• [Description of the task]:
Wherever the word "alcohol" turns up in a line of the entries, copy that line.

• [Provided data]:
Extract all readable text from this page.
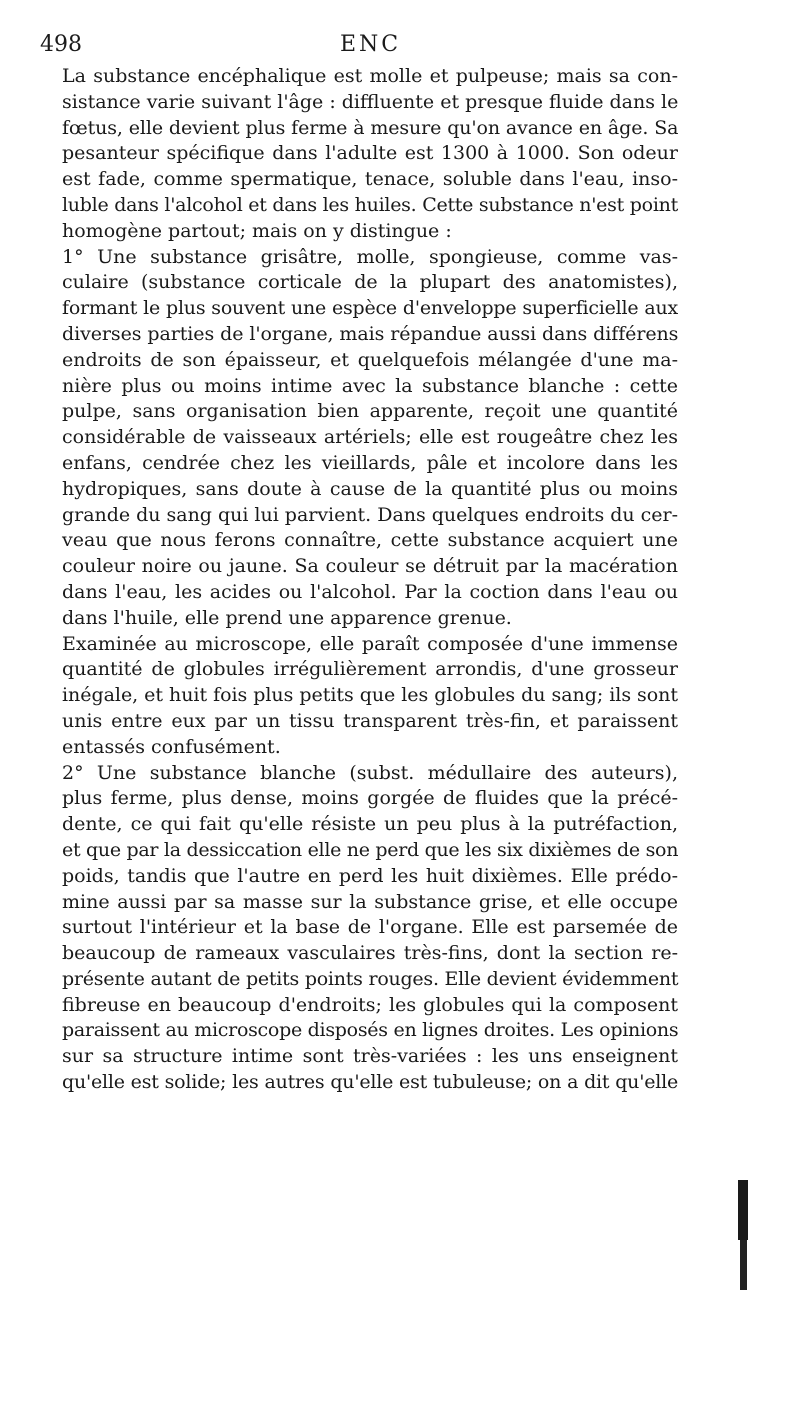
498	ENC

La substance encéphalique est molle et pulpeuse; mais sa con-
sistance varie suivant l'âge : diffluente et presque fluide dans le
fœtus, elle devient plus ferme à mesure qu'on avance en âge. Sa
pesanteur spécifique dans l'adulte est 1300 à 1000. Son odeur
est fade, comme spermatique, tenace, soluble dans l'eau, inso-
luble dans l'alcohol et dans les huiles. Cette substance n'est point
homogène partout; mais on y distingue :

1° Une substance grisâtre, molle, spongieuse, comme vas-
culaire (substance corticale de la plupart des anatomistes),
formant le plus souvent une espèce d'enveloppe superficielle aux
diverses parties de l'organe, mais répandue aussi dans différens
endroits de son épaisseur, et quelquefois mélangée d'une ma-
nière plus ou moins intime avec la substance blanche : cette
pulpe, sans organisation bien apparente, reçoit une quantité
considérable de vaisseaux artériels; elle est rougeâtre chez les
enfans, cendrée chez les vieillards, pâle et incolore dans les
hydropiques, sans doute à cause de la quantité plus ou moins
grande du sang qui lui parvient. Dans quelques endroits du cer-
veau que nous ferons connaître, cette substance acquiert une
couleur noire ou jaune. Sa couleur se détruit par la macération
dans l'eau, les acides ou l'alcohol. Par la coction dans l'eau ou
dans l'huile, elle prend une apparence grenue.

Examinée au microscope, elle paraît composée d'une immense
quantité de globules irrégulièrement arrondis, d'une grosseur
inégale, et huit fois plus petits que les globules du sang; ils sont
unis entre eux par un tissu transparent très-fin, et paraissent
entassés confusément.

2° Une substance blanche (subst. médullaire des auteurs),
plus ferme, plus dense, moins gorgée de fluides que la précé-
dente, ce qui fait qu'elle résiste un peu plus à la putréfaction,
et que par la dessiccation elle ne perd que les six dixièmes de son
poids, tandis que l'autre en perd les huit dixièmes. Elle prédo-
mine aussi par sa masse sur la substance grise, et elle occupe
surtout l'intérieur et la base de l'organe. Elle est parsemée de
beaucoup de rameaux vasculaires très-fins, dont la section re-
présente autant de petits points rouges. Elle devient évidemment
fibreuse en beaucoup d'endroits; les globules qui la composent
paraissent au microscope disposés en lignes droites. Les opinions
sur sa structure intime sont très-variées : les uns enseignent
qu'elle est solide; les autres qu'elle est tubuleuse; on a dit qu'elle
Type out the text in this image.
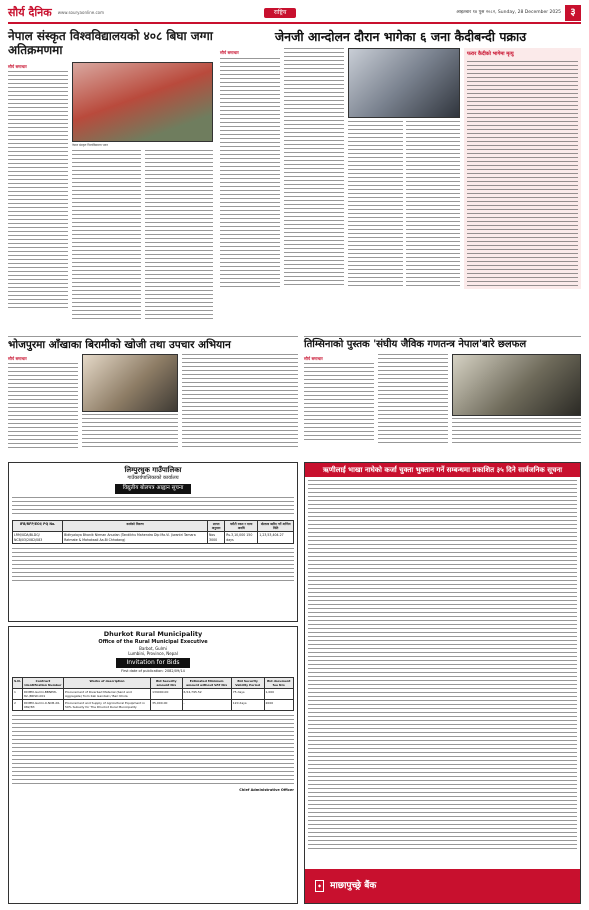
सौर्य दैनिक www.souryaonline.com	राष्ट्रिय	आइतबार १४ पुस २०८२, Sunday, 28 December 2025 ३
नेपाल संस्कृत विश्वविद्यालयको ४०८ बिघा जग्गा अतिक्रमणमा
सौर्य समाचार
नेपाल संस्कृत विश्वविद्यालय भवन
जेनजी आन्दोलन दौरान भागेका ६ जना कैदीबन्दी पक्राउ
सौर्य समाचार	फरार कैदीको भागेमा मृत्यु
भोजपुरमा आँखाका बिरामीको खोजी तथा उपचार अभियान
सौर्य समाचार
तिम्सिनाको पुस्तक 'संघीय जैविक गणतन्त्र नेपाल'बारे छलफल
सौर्य समाचार
लिम्पुरधुक गाउँपालिका
गाउँकार्यपालिकाको कार्यालय
विद्युतीय बोलपत्र आह्वान सूचना
IFB/RFP/EOI/ PQ No.	कार्यको विवरण	लागत अनुमान	धरौटी रकम र मान्य अवधि	बोलपत्र खरिद गर्ने अन्तिम मिति
LRM/UDA/BLDG/ NCB/03/2082/083	Bidhyalaya Bhonik Nirman Anudan (Tandikhu Mahendra Dip Ma.Vi. Jiwantri Tamara Ratmate & Mahakaali Aa.Bi Chhatang)	Nos 3000	Rs.3,10,000 150 days	1,23,53,404.27
Dhurkot Rural Municipality
Office of the Rural Municipal Executive
Barbot, Gulmi
Lumbini, Province, Nepal
Invitation for Bids
First date of publication: 2082/09/14
S.N.	Contract Identification Number	Works of description	Bid Security amount Nrs	Estimated Minimum amount without VAT Nrs	Bid Security Validity Period	Bid document fee Nrs
1	DDMM-Gulmi-BBNEW-82-/BDSD-001	Procurement of Riverbed Material (Sand and Aggregate) from Kali Gandaki / Bari Khola	139000.00	6,54,795.52	75 days	1,000
2	DDMM-Gulmi-0-NCB-26-082/83	Procurement and Supply of Agricultural Equipment in 50% Subsidy for The Dhurkot Rural Municipality	35,000.00	-	120 days	2000
Chief Administrative Officer
ऋणीलाई भाखा नाघेको कर्जा चुक्ता भुक्तान गर्ने सम्बन्धमा प्रकाशित ३५ दिने सार्वजनिक सूचना
◆	माछापुच्छ्रे बैंक
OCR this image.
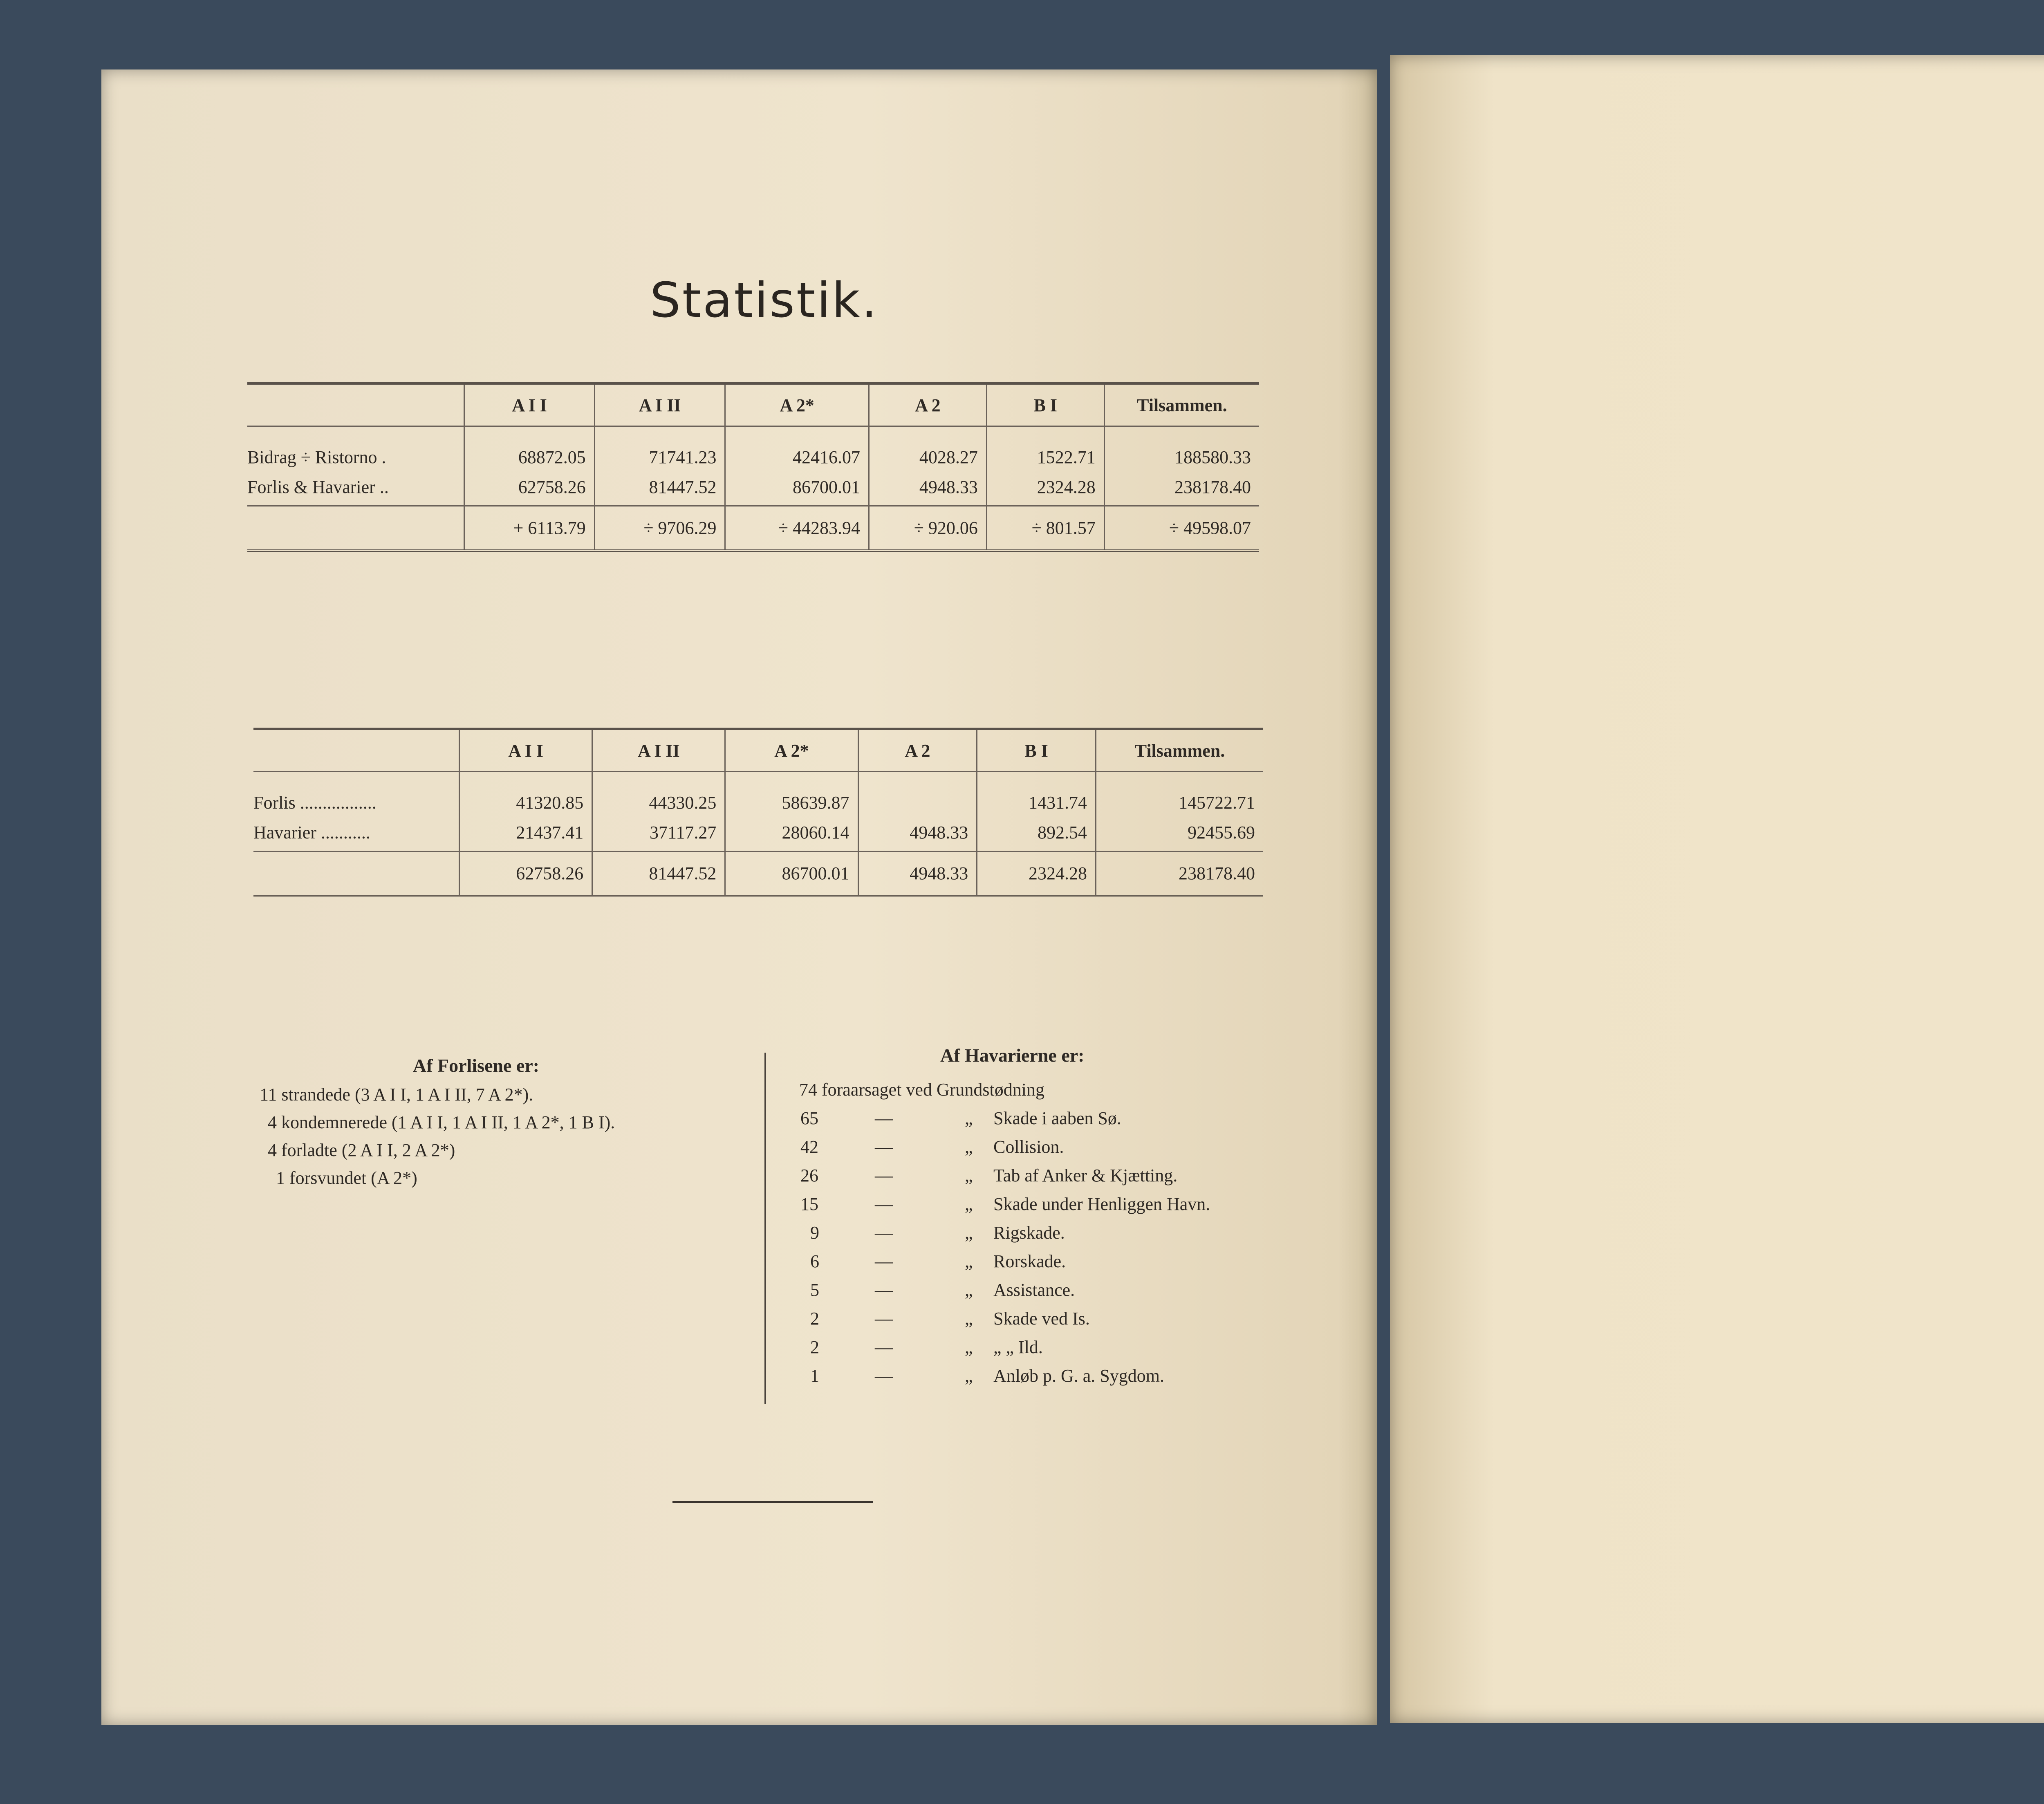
Statistik.
	A I I	A I II	A 2*	A 2	B I	Tilsammen.
Bidrag ÷ Ristorno .	68872.05	71741.23	42416.07	4028.27	1522.71	188580.33
Forlis & Havarier ..	62758.26	81447.52	86700.01	4948.33	2324.28	238178.40
	+ 6113.79	÷ 9706.29	÷ 44283.94	÷ 920.06	÷ 801.57	÷ 49598.07
	A I I	A I II	A 2*	A 2	B I	Tilsammen.
Forlis .................	41320.85	44330.25	58639.87		1431.74	145722.71
Havarier ...........	21437.41	37117.27	28060.14	4948.33	892.54	92455.69
	62758.26	81447.52	86700.01	4948.33	2324.28	238178.40
Af Forlisene er:
11 strandede (3 A I I, 1 A I II, 7 A 2*).
4 kondemnerede (1 A I I, 1 A I II, 1 A 2*, 1 B I).
4 forladte (2 A I I, 2 A 2*)
1 forsvundet (A 2*)
Af Havarierne er:
74 foraarsaget ved Grundstødning
65	—	„ Skade i aaben Sø.
42	—	„ Collision.
26	—	„ Tab af Anker & Kjætting.
15	—	„ Skade under Henliggen Havn.
9	—	„ Rigskade.
6	—	„ Rorskade.
5	—	„ Assistance.
2	—	„ Skade ved Is.
2	—	„ „ „ Ild.
1	—	„ Anløb p. G. a. Sygdom.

• [Exercise solution]:
luble dans l'alcohol et dans les huiles. Cette substance n'est point
dans l'eau, les acides ou l'alcohol. Par la coction dans l'eau ou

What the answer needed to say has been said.